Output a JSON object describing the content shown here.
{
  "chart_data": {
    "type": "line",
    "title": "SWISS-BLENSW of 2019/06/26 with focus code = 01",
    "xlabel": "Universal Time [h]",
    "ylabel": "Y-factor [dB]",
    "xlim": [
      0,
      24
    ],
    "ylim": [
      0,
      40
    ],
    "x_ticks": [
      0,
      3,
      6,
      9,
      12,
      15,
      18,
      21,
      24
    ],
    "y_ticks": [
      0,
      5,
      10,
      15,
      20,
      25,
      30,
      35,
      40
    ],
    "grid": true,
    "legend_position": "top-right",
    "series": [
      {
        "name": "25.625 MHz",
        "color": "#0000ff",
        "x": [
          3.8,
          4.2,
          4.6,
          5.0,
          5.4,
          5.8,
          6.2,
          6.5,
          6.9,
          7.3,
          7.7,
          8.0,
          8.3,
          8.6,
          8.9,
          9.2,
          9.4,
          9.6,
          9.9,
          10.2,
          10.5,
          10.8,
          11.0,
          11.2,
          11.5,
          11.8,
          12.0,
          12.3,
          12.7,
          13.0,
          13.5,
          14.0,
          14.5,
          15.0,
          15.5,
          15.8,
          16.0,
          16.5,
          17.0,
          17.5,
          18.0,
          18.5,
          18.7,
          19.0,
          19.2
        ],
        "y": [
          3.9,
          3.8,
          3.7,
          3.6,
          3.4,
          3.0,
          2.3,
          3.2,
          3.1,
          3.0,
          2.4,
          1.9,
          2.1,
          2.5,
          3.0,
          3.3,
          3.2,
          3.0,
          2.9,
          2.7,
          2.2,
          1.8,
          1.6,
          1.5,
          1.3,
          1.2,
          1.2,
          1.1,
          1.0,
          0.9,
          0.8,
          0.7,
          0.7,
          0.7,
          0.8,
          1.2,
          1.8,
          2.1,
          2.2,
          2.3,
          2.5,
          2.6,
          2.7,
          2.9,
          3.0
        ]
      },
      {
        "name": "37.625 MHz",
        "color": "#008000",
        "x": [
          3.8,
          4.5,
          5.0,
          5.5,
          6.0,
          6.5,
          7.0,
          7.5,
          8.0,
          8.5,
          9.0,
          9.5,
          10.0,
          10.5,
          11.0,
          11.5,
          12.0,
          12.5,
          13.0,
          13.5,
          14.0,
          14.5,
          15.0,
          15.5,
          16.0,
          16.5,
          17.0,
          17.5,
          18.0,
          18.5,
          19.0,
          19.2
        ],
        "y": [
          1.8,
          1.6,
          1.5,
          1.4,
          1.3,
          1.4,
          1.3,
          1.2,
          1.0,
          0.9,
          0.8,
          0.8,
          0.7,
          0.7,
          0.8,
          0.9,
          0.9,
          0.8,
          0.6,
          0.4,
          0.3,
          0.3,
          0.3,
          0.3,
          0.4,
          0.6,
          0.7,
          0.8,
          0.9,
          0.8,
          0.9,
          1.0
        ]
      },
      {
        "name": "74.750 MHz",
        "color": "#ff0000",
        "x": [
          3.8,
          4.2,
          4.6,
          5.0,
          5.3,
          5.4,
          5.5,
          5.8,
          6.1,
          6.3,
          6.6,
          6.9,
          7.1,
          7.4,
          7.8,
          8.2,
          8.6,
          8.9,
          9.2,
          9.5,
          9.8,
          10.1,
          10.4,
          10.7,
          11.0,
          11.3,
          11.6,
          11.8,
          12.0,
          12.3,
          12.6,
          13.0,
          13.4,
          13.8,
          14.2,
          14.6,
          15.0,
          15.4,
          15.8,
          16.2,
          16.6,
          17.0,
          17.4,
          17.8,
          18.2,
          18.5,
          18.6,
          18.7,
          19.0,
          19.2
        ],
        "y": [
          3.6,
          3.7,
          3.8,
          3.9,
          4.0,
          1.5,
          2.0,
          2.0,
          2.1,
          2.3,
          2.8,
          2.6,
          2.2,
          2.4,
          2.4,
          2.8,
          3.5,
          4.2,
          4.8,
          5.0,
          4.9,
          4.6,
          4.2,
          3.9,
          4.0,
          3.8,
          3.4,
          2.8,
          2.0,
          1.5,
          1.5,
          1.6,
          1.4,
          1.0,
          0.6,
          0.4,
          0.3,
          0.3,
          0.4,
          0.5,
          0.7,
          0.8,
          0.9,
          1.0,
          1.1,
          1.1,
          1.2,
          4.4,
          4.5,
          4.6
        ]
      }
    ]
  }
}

# [Short exercise]
Give back the data above exactly as it appears.

# [Problem solution]
Output a JSON object describing the content shown here.
{
  "chart_data": {
    "type": "line",
    "title": "SWISS-BLENSW of 2019/06/26 with focus code = 01",
    "xlabel": "Universal Time [h]",
    "ylabel": "Y-factor [dB]",
    "xlim": [
      0,
      24
    ],
    "ylim": [
      0,
      40
    ],
    "x_ticks": [
      0,
      3,
      6,
      9,
      12,
      15,
      18,
      21,
      24
    ],
    "y_ticks": [
      0,
      5,
      10,
      15,
      20,
      25,
      30,
      35,
      40
    ],
    "grid": true,
    "legend_position": "top-right",
    "series": [
      {
        "name": "25.625 MHz",
        "color": "#0000ff",
        "x": [
          3.8,
          4.2,
          4.6,
          5.0,
          5.4,
          5.8,
          6.2,
          6.5,
          6.9,
          7.3,
          7.7,
          8.0,
          8.3,
          8.6,
          8.9,
          9.2,
          9.4,
          9.6,
          9.9,
          10.2,
          10.5,
          10.8,
          11.0,
          11.2,
          11.5,
          11.8,
          12.0,
          12.3,
          12.7,
          13.0,
          13.5,
          14.0,
          14.5,
          15.0,
          15.5,
          15.8,
          16.0,
          16.5,
          17.0,
          17.5,
          18.0,
          18.5,
          18.7,
          19.0,
          19.2
        ],
        "y": [
          3.9,
          3.8,
          3.7,
          3.6,
          3.4,
          3.0,
          2.3,
          3.2,
          3.1,
          3.0,
          2.4,
          1.9,
          2.1,
          2.5,
          3.0,
          3.3,
          3.2,
          3.0,
          2.9,
          2.7,
          2.2,
          1.8,
          1.6,
          1.5,
          1.3,
          1.2,
          1.2,
          1.1,
          1.0,
          0.9,
          0.8,
          0.7,
          0.7,
          0.7,
          0.8,
          1.2,
          1.8,
          2.1,
          2.2,
          2.3,
          2.5,
          2.6,
          2.7,
          2.9,
          3.0
        ]
      },
      {
        "name": "37.625 MHz",
        "color": "#008000",
        "x": [
          3.8,
          4.5,
          5.0,
          5.5,
          6.0,
          6.5,
          7.0,
          7.5,
          8.0,
          8.5,
          9.0,
          9.5,
          10.0,
          10.5,
          11.0,
          11.5,
          12.0,
          12.5,
          13.0,
          13.5,
          14.0,
          14.5,
          15.0,
          15.5,
          16.0,
          16.5,
          17.0,
          17.5,
          18.0,
          18.5,
          19.0,
          19.2
        ],
        "y": [
          1.8,
          1.6,
          1.5,
          1.4,
          1.3,
          1.4,
          1.3,
          1.2,
          1.0,
          0.9,
          0.8,
          0.8,
          0.7,
          0.7,
          0.8,
          0.9,
          0.9,
          0.8,
          0.6,
          0.4,
          0.3,
          0.3,
          0.3,
          0.3,
          0.4,
          0.6,
          0.7,
          0.8,
          0.9,
          0.8,
          0.9,
          1.0
        ]
      },
      {
        "name": "74.750 MHz",
        "color": "#ff0000",
        "x": [
          3.8,
          4.2,
          4.6,
          5.0,
          5.3,
          5.4,
          5.5,
          5.8,
          6.1,
          6.3,
          6.6,
          6.9,
          7.1,
          7.4,
          7.8,
          8.2,
          8.6,
          8.9,
          9.2,
          9.5,
          9.8,
          10.1,
          10.4,
          10.7,
          11.0,
          11.3,
          11.6,
          11.8,
          12.0,
          12.3,
          12.6,
          13.0,
          13.4,
          13.8,
          14.2,
          14.6,
          15.0,
          15.4,
          15.8,
          16.2,
          16.6,
          17.0,
          17.4,
          17.8,
          18.2,
          18.5,
          18.6,
          18.7,
          19.0,
          19.2
        ],
        "y": [
          3.6,
          3.7,
          3.8,
          3.9,
          4.0,
          1.5,
          2.0,
          2.0,
          2.1,
          2.3,
          2.8,
          2.6,
          2.2,
          2.4,
          2.4,
          2.8,
          3.5,
          4.2,
          4.8,
          5.0,
          4.9,
          4.6,
          4.2,
          3.9,
          4.0,
          3.8,
          3.4,
          2.8,
          2.0,
          1.5,
          1.5,
          1.6,
          1.4,
          1.0,
          0.6,
          0.4,
          0.3,
          0.3,
          0.4,
          0.5,
          0.7,
          0.8,
          0.9,
          1.0,
          1.1,
          1.1,
          1.2,
          4.4,
          4.5,
          4.6
        ]
      }
    ]
  }
}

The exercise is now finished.